Reproduza fielmente, do texto sobre a migração para a região do Araguaia, tudo o que vai de "Dos quatorze entrevistados, somente" até "região do Araguaia?".
***** TRECHO DO TEXTO *****
Dos quatorze entrevistados, somente dois sujeitos não chegaram
à região em busca de terra: um, por ter nascido na região, embora seus
pais fossem oriundos de outra localidade; e outro por ter ido “a
serviço”, decidindo-se por ficar quando a atividade se encerrara.
Doze, dos quatorze entrevistados, migraram do Estado do
Maranhão, nas décadas de 1950 e 1960. Diante dessa informação,
uma pergunta se colocou: quais seriam os motivos que levaram estes
sujeitos a se deslocarem de seu Estado para a região do Araguaia?
Os relatos nos indicaram que eles foram para a região em busca
de um pedaço de terra para plantar. O trajeto era feito em grupo
familiares, sob a tutela do pai, ou seja: o pai de família trazia sua
esposa e seus filhos na busca por terra devolutas, de mata virgens
para se instalarem. A posse de terras foi tanto o reflexo de resistência
do trabalhador rural, em defesa do direito à uma pequena faixa de
terra para prover seu sustento e de sua família quanto, além disso,
um instrumento para o exercício de relações de poder.
***** CONTEÚDO DOS REGISTROS *****
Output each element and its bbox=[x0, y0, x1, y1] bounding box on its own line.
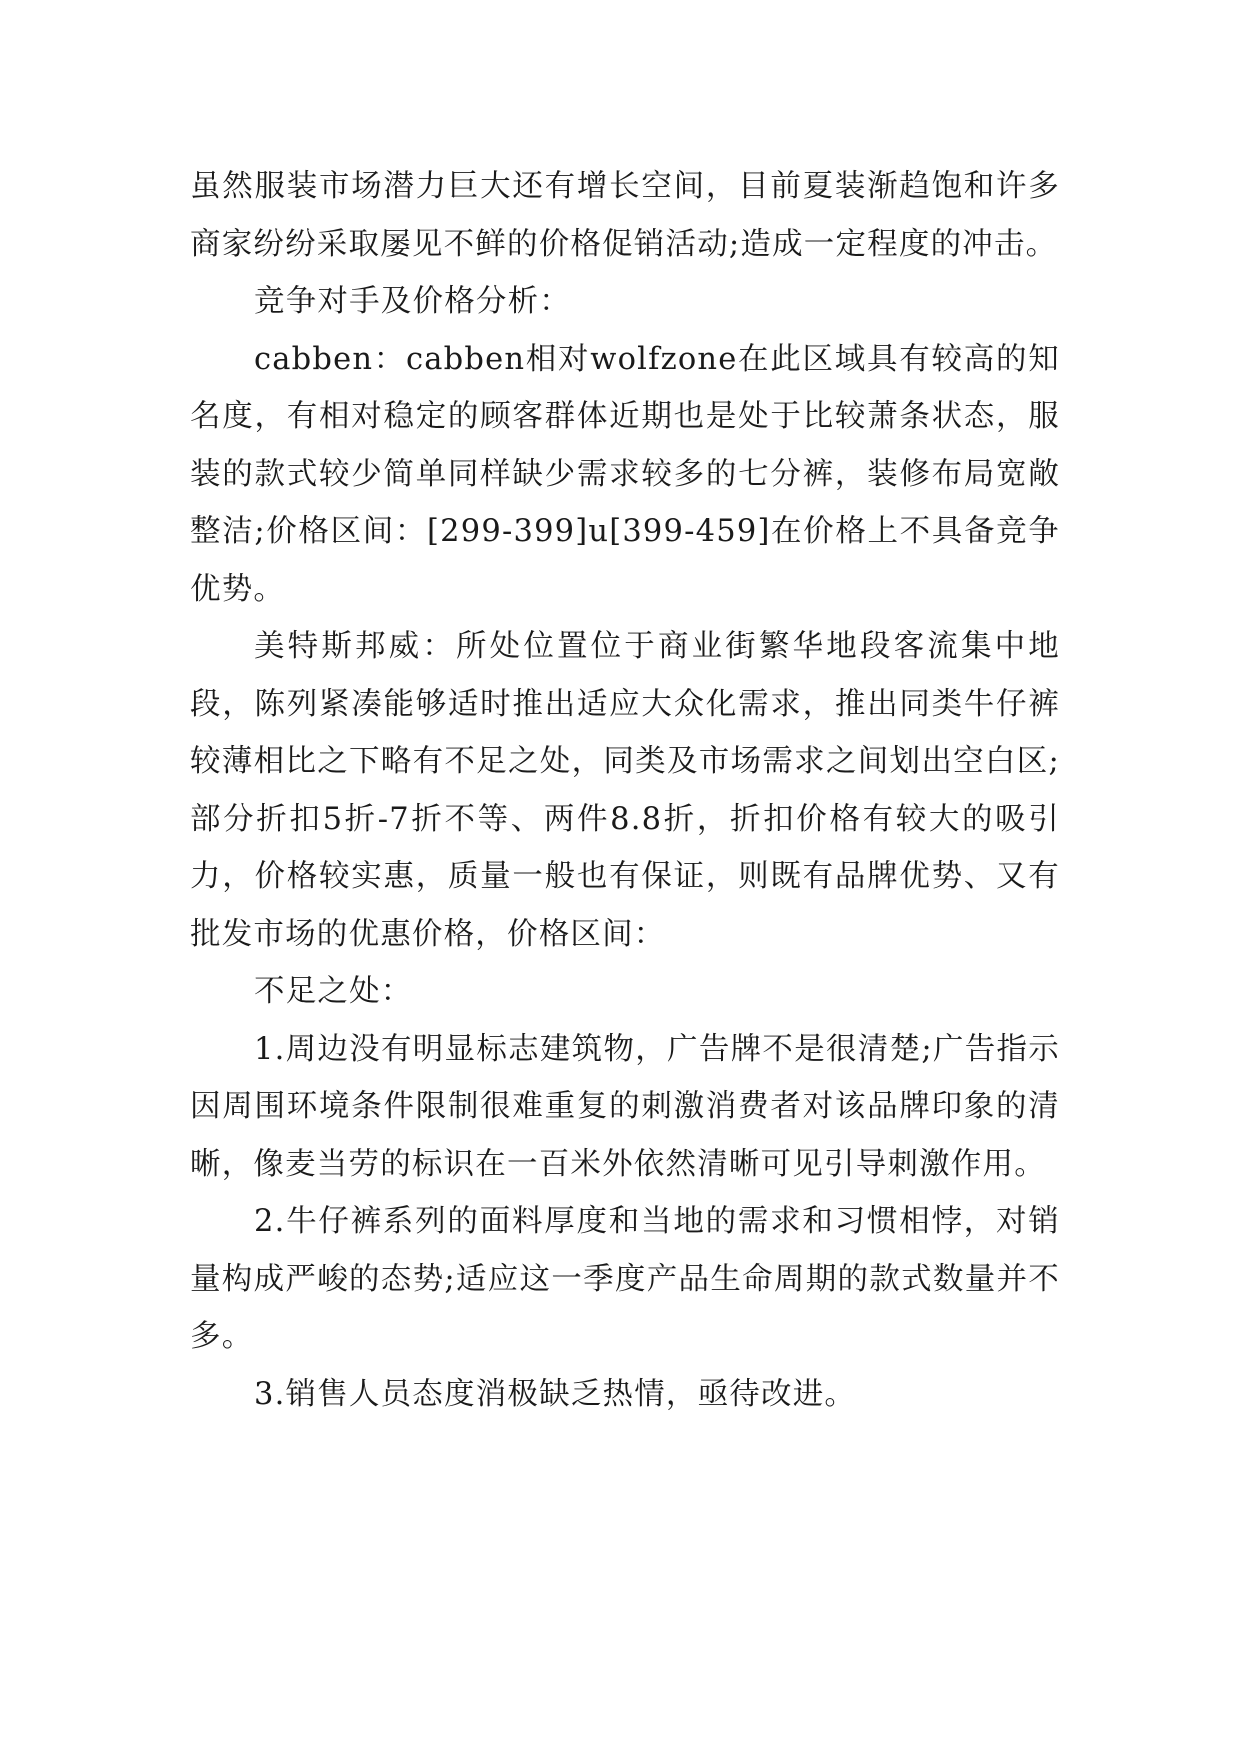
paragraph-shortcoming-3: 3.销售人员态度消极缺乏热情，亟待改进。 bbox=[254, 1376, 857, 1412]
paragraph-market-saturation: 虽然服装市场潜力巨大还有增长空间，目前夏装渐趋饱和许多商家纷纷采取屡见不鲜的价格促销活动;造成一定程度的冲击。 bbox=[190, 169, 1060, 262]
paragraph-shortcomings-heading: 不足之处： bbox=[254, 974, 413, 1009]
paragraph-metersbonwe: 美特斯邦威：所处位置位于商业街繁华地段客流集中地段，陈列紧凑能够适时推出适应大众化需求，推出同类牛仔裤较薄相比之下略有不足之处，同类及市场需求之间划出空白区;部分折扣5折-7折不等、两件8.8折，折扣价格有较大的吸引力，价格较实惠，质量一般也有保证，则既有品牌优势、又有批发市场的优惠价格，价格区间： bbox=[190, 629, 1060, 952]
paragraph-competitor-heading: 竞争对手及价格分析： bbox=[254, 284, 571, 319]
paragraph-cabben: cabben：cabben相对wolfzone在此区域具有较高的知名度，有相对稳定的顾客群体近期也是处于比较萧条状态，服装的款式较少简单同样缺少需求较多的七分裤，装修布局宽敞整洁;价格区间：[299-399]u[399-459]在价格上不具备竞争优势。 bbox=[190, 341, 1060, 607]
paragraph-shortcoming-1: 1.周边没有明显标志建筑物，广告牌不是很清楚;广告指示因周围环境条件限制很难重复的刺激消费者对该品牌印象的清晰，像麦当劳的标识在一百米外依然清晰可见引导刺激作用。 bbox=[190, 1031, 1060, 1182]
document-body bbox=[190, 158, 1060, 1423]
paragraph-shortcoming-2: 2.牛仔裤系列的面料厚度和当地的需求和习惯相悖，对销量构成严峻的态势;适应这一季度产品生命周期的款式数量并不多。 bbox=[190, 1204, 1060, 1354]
*****
**SOLUÇÃO DO EXERCÍCIO:**
Dos quatorze entrevistados, somente dois sujeitos não chegaram
à região em busca de terra: um, por ter nascido na região, embora seus
pais fossem oriundos de outra localidade; e outro por ter ido “a
serviço”, decidindo-se por ficar quando a atividade se encerrara.
Doze, dos quatorze entrevistados, migraram do Estado do
Maranhão, nas décadas de 1950 e 1960. Diante dessa informação,
uma pergunta se colocou: quais seriam os motivos que levaram estes
sujeitos a se deslocarem de seu Estado para a região do Araguaia?